**What to do:**
Omit every image, and transcribe the remaining entries exactly as given.

**Recorded data:**
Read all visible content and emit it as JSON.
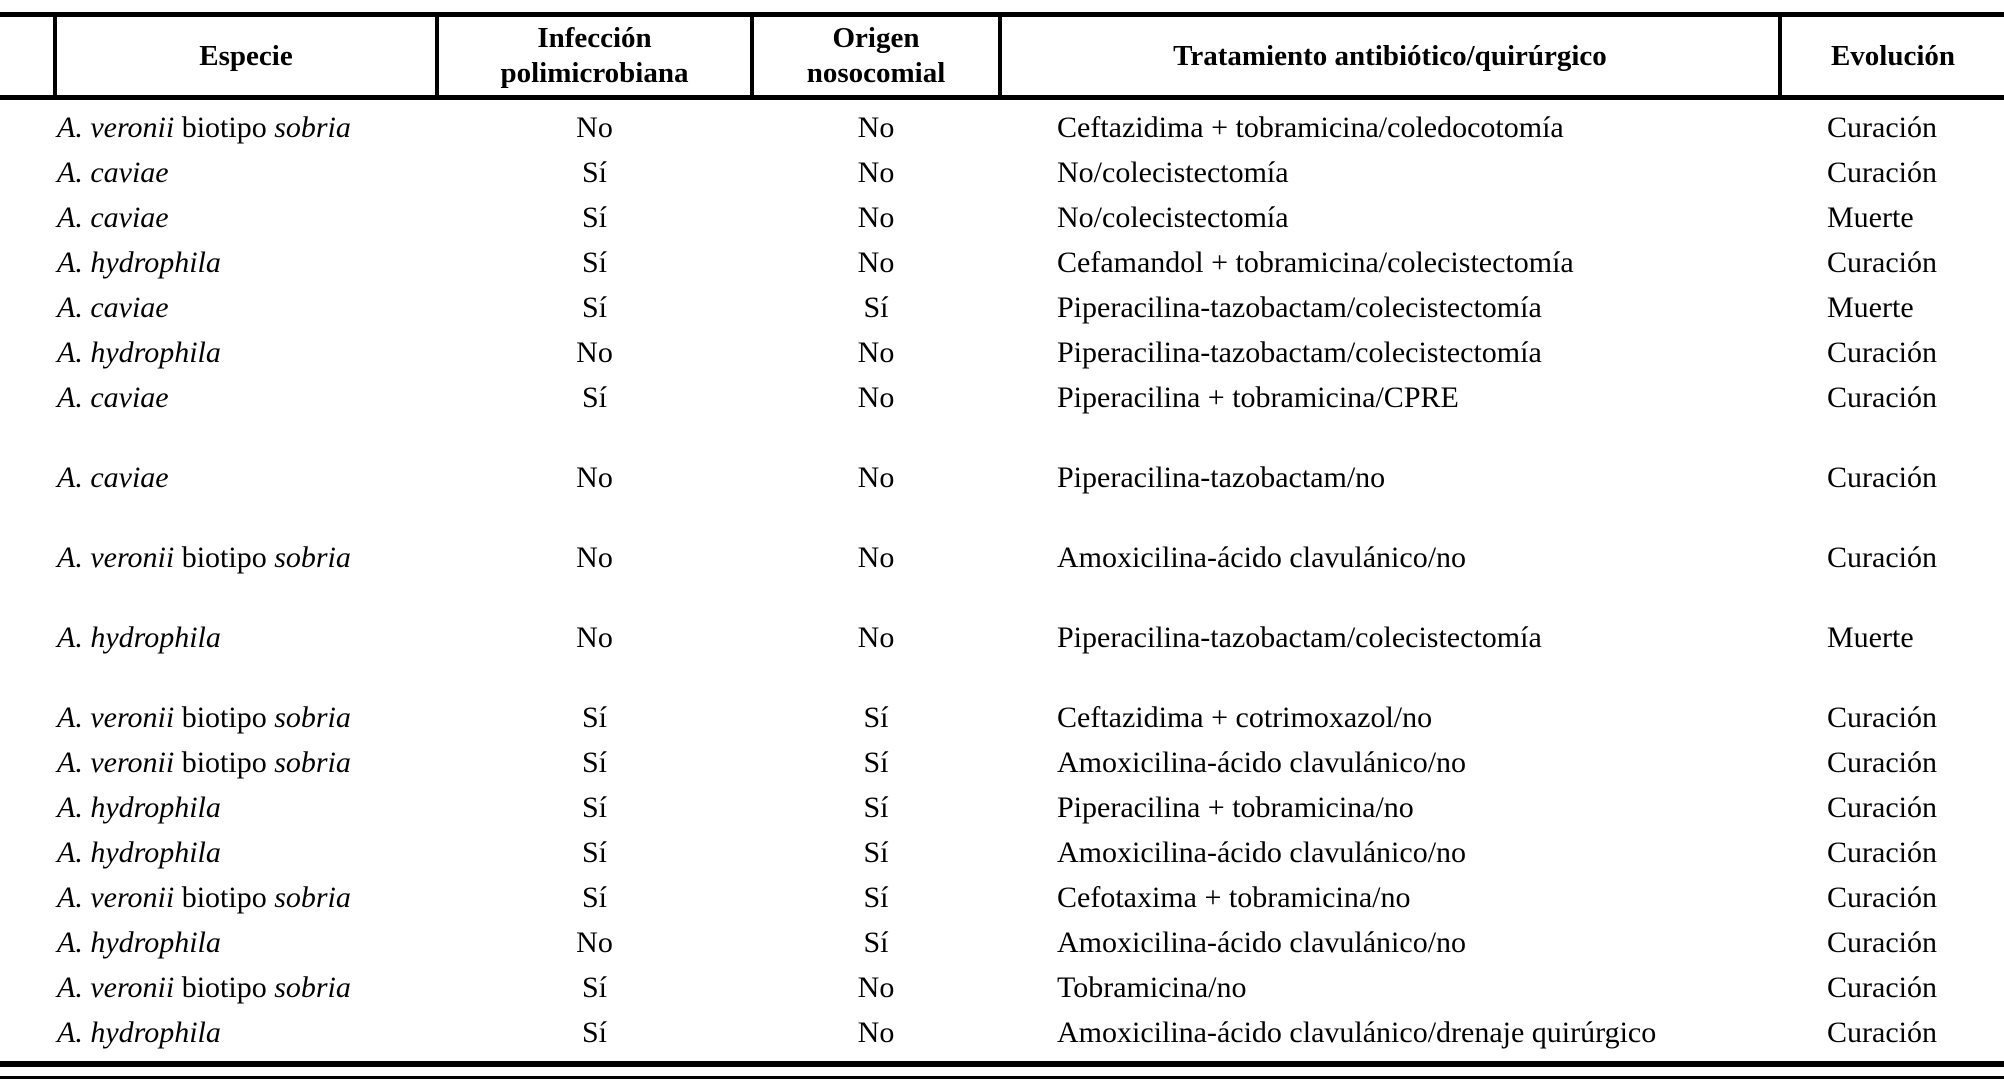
{
  "colors": {
    "text": "#000000",
    "background": "#ffffff",
    "rule": "#000000"
  },
  "table": {
    "headers": {
      "rownum": "",
      "especie": "Especie",
      "infeccion": [
        "Infección",
        "polimicrobiana"
      ],
      "origen": [
        "Origen",
        "nosocomial"
      ],
      "tratamiento": "Tratamiento antibiótico/quirúrgico",
      "evolucion": "Evolución"
    },
    "rows": [
      {
        "especie": [
          {
            "text": "A. veronii",
            "italic": true
          },
          {
            "text": "biotipo",
            "italic": false
          },
          {
            "text": "sobria",
            "italic": true
          }
        ],
        "infeccion": "No",
        "origen": "No",
        "tratamiento": "Ceftazidima + tobramicina/coledocotomía",
        "evolucion": "Curación"
      },
      {
        "especie": [
          {
            "text": "A. caviae",
            "italic": true
          }
        ],
        "infeccion": "Sí",
        "origen": "No",
        "tratamiento": "No/colecistectomía",
        "evolucion": "Curación"
      },
      {
        "especie": [
          {
            "text": "A. caviae",
            "italic": true
          }
        ],
        "infeccion": "Sí",
        "origen": "No",
        "tratamiento": "No/colecistectomía",
        "evolucion": "Muerte"
      },
      {
        "especie": [
          {
            "text": "A. hydrophila",
            "italic": true
          }
        ],
        "infeccion": "Sí",
        "origen": "No",
        "tratamiento": "Cefamandol + tobramicina/colecistectomía",
        "evolucion": "Curación"
      },
      {
        "especie": [
          {
            "text": "A. caviae",
            "italic": true
          }
        ],
        "infeccion": "Sí",
        "origen": "Sí",
        "tratamiento": "Piperacilina-tazobactam/colecistectomía",
        "evolucion": "Muerte"
      },
      {
        "especie": [
          {
            "text": "A. hydrophila",
            "italic": true
          }
        ],
        "infeccion": "No",
        "origen": "No",
        "tratamiento": "Piperacilina-tazobactam/colecistectomía",
        "evolucion": "Curación"
      },
      {
        "especie": [
          {
            "text": "A. caviae",
            "italic": true
          }
        ],
        "infeccion": "Sí",
        "origen": "No",
        "tratamiento": "Piperacilina + tobramicina/CPRE",
        "evolucion": "Curación"
      },
      {
        "gap_before": true,
        "especie": [
          {
            "text": "A. caviae",
            "italic": true
          }
        ],
        "infeccion": "No",
        "origen": "No",
        "tratamiento": "Piperacilina-tazobactam/no",
        "evolucion": "Curación"
      },
      {
        "gap_before": true,
        "especie": [
          {
            "text": "A. veronii",
            "italic": true
          },
          {
            "text": "biotipo",
            "italic": false
          },
          {
            "text": "sobria",
            "italic": true
          }
        ],
        "infeccion": "No",
        "origen": "No",
        "tratamiento": "Amoxicilina-ácido clavulánico/no",
        "evolucion": "Curación"
      },
      {
        "gap_before": true,
        "especie": [
          {
            "text": "A. hydrophila",
            "italic": true
          }
        ],
        "infeccion": "No",
        "origen": "No",
        "tratamiento": "Piperacilina-tazobactam/colecistectomía",
        "evolucion": "Muerte"
      },
      {
        "gap_before": true,
        "especie": [
          {
            "text": "A. veronii",
            "italic": true
          },
          {
            "text": "biotipo",
            "italic": false
          },
          {
            "text": "sobria",
            "italic": true
          }
        ],
        "infeccion": "Sí",
        "origen": "Sí",
        "tratamiento": "Ceftazidima + cotrimoxazol/no",
        "evolucion": "Curación"
      },
      {
        "especie": [
          {
            "text": "A. veronii",
            "italic": true
          },
          {
            "text": "biotipo",
            "italic": false
          },
          {
            "text": "sobria",
            "italic": true
          }
        ],
        "infeccion": "Sí",
        "origen": "Sí",
        "tratamiento": "Amoxicilina-ácido clavulánico/no",
        "evolucion": "Curación"
      },
      {
        "especie": [
          {
            "text": "A. hydrophila",
            "italic": true
          }
        ],
        "infeccion": "Sí",
        "origen": "Sí",
        "tratamiento": "Piperacilina + tobramicina/no",
        "evolucion": "Curación"
      },
      {
        "especie": [
          {
            "text": "A. hydrophila",
            "italic": true
          }
        ],
        "infeccion": "Sí",
        "origen": "Sí",
        "tratamiento": "Amoxicilina-ácido clavulánico/no",
        "evolucion": "Curación"
      },
      {
        "especie": [
          {
            "text": "A. veronii",
            "italic": true
          },
          {
            "text": "biotipo",
            "italic": false
          },
          {
            "text": "sobria",
            "italic": true
          }
        ],
        "infeccion": "Sí",
        "origen": "Sí",
        "tratamiento": "Cefotaxima + tobramicina/no",
        "evolucion": "Curación"
      },
      {
        "especie": [
          {
            "text": "A. hydrophila",
            "italic": true
          }
        ],
        "infeccion": "No",
        "origen": "Sí",
        "tratamiento": "Amoxicilina-ácido clavulánico/no",
        "evolucion": "Curación"
      },
      {
        "especie": [
          {
            "text": "A. veronii",
            "italic": true
          },
          {
            "text": "biotipo",
            "italic": false
          },
          {
            "text": "sobria",
            "italic": true
          }
        ],
        "infeccion": "Sí",
        "origen": "No",
        "tratamiento": "Tobramicina/no",
        "evolucion": "Curación"
      },
      {
        "especie": [
          {
            "text": "A. hydrophila",
            "italic": true
          }
        ],
        "infeccion": "Sí",
        "origen": "No",
        "tratamiento": "Amoxicilina-ácido clavulánico/drenaje quirúrgico",
        "evolucion": "Curación"
      }
    ]
  }
}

**The result:**
Read all visible content and emit it as JSON.
{
  "colors": {
    "text": "#000000",
    "background": "#ffffff",
    "rule": "#000000"
  },
  "table": {
    "headers": {
      "rownum": "",
      "especie": "Especie",
      "infeccion": [
        "Infección",
        "polimicrobiana"
      ],
      "origen": [
        "Origen",
        "nosocomial"
      ],
      "tratamiento": "Tratamiento antibiótico/quirúrgico",
      "evolucion": "Evolución"
    },
    "rows": [
      {
        "especie": [
          {
            "text": "A. veronii",
            "italic": true
          },
          {
            "text": "biotipo",
            "italic": false
          },
          {
            "text": "sobria",
            "italic": true
          }
        ],
        "infeccion": "No",
        "origen": "No",
        "tratamiento": "Ceftazidima + tobramicina/coledocotomía",
        "evolucion": "Curación"
      },
      {
        "especie": [
          {
            "text": "A. caviae",
            "italic": true
          }
        ],
        "infeccion": "Sí",
        "origen": "No",
        "tratamiento": "No/colecistectomía",
        "evolucion": "Curación"
      },
      {
        "especie": [
          {
            "text": "A. caviae",
            "italic": true
          }
        ],
        "infeccion": "Sí",
        "origen": "No",
        "tratamiento": "No/colecistectomía",
        "evolucion": "Muerte"
      },
      {
        "especie": [
          {
            "text": "A. hydrophila",
            "italic": true
          }
        ],
        "infeccion": "Sí",
        "origen": "No",
        "tratamiento": "Cefamandol + tobramicina/colecistectomía",
        "evolucion": "Curación"
      },
      {
        "especie": [
          {
            "text": "A. caviae",
            "italic": true
          }
        ],
        "infeccion": "Sí",
        "origen": "Sí",
        "tratamiento": "Piperacilina-tazobactam/colecistectomía",
        "evolucion": "Muerte"
      },
      {
        "especie": [
          {
            "text": "A. hydrophila",
            "italic": true
          }
        ],
        "infeccion": "No",
        "origen": "No",
        "tratamiento": "Piperacilina-tazobactam/colecistectomía",
        "evolucion": "Curación"
      },
      {
        "especie": [
          {
            "text": "A. caviae",
            "italic": true
          }
        ],
        "infeccion": "Sí",
        "origen": "No",
        "tratamiento": "Piperacilina + tobramicina/CPRE",
        "evolucion": "Curación"
      },
      {
        "gap_before": true,
        "especie": [
          {
            "text": "A. caviae",
            "italic": true
          }
        ],
        "infeccion": "No",
        "origen": "No",
        "tratamiento": "Piperacilina-tazobactam/no",
        "evolucion": "Curación"
      },
      {
        "gap_before": true,
        "especie": [
          {
            "text": "A. veronii",
            "italic": true
          },
          {
            "text": "biotipo",
            "italic": false
          },
          {
            "text": "sobria",
            "italic": true
          }
        ],
        "infeccion": "No",
        "origen": "No",
        "tratamiento": "Amoxicilina-ácido clavulánico/no",
        "evolucion": "Curación"
      },
      {
        "gap_before": true,
        "especie": [
          {
            "text": "A. hydrophila",
            "italic": true
          }
        ],
        "infeccion": "No",
        "origen": "No",
        "tratamiento": "Piperacilina-tazobactam/colecistectomía",
        "evolucion": "Muerte"
      },
      {
        "gap_before": true,
        "especie": [
          {
            "text": "A. veronii",
            "italic": true
          },
          {
            "text": "biotipo",
            "italic": false
          },
          {
            "text": "sobria",
            "italic": true
          }
        ],
        "infeccion": "Sí",
        "origen": "Sí",
        "tratamiento": "Ceftazidima + cotrimoxazol/no",
        "evolucion": "Curación"
      },
      {
        "especie": [
          {
            "text": "A. veronii",
            "italic": true
          },
          {
            "text": "biotipo",
            "italic": false
          },
          {
            "text": "sobria",
            "italic": true
          }
        ],
        "infeccion": "Sí",
        "origen": "Sí",
        "tratamiento": "Amoxicilina-ácido clavulánico/no",
        "evolucion": "Curación"
      },
      {
        "especie": [
          {
            "text": "A. hydrophila",
            "italic": true
          }
        ],
        "infeccion": "Sí",
        "origen": "Sí",
        "tratamiento": "Piperacilina + tobramicina/no",
        "evolucion": "Curación"
      },
      {
        "especie": [
          {
            "text": "A. hydrophila",
            "italic": true
          }
        ],
        "infeccion": "Sí",
        "origen": "Sí",
        "tratamiento": "Amoxicilina-ácido clavulánico/no",
        "evolucion": "Curación"
      },
      {
        "especie": [
          {
            "text": "A. veronii",
            "italic": true
          },
          {
            "text": "biotipo",
            "italic": false
          },
          {
            "text": "sobria",
            "italic": true
          }
        ],
        "infeccion": "Sí",
        "origen": "Sí",
        "tratamiento": "Cefotaxima + tobramicina/no",
        "evolucion": "Curación"
      },
      {
        "especie": [
          {
            "text": "A. hydrophila",
            "italic": true
          }
        ],
        "infeccion": "No",
        "origen": "Sí",
        "tratamiento": "Amoxicilina-ácido clavulánico/no",
        "evolucion": "Curación"
      },
      {
        "especie": [
          {
            "text": "A. veronii",
            "italic": true
          },
          {
            "text": "biotipo",
            "italic": false
          },
          {
            "text": "sobria",
            "italic": true
          }
        ],
        "infeccion": "Sí",
        "origen": "No",
        "tratamiento": "Tobramicina/no",
        "evolucion": "Curación"
      },
      {
        "especie": [
          {
            "text": "A. hydrophila",
            "italic": true
          }
        ],
        "infeccion": "Sí",
        "origen": "No",
        "tratamiento": "Amoxicilina-ácido clavulánico/drenaje quirúrgico",
        "evolucion": "Curación"
      }
    ]
  }
}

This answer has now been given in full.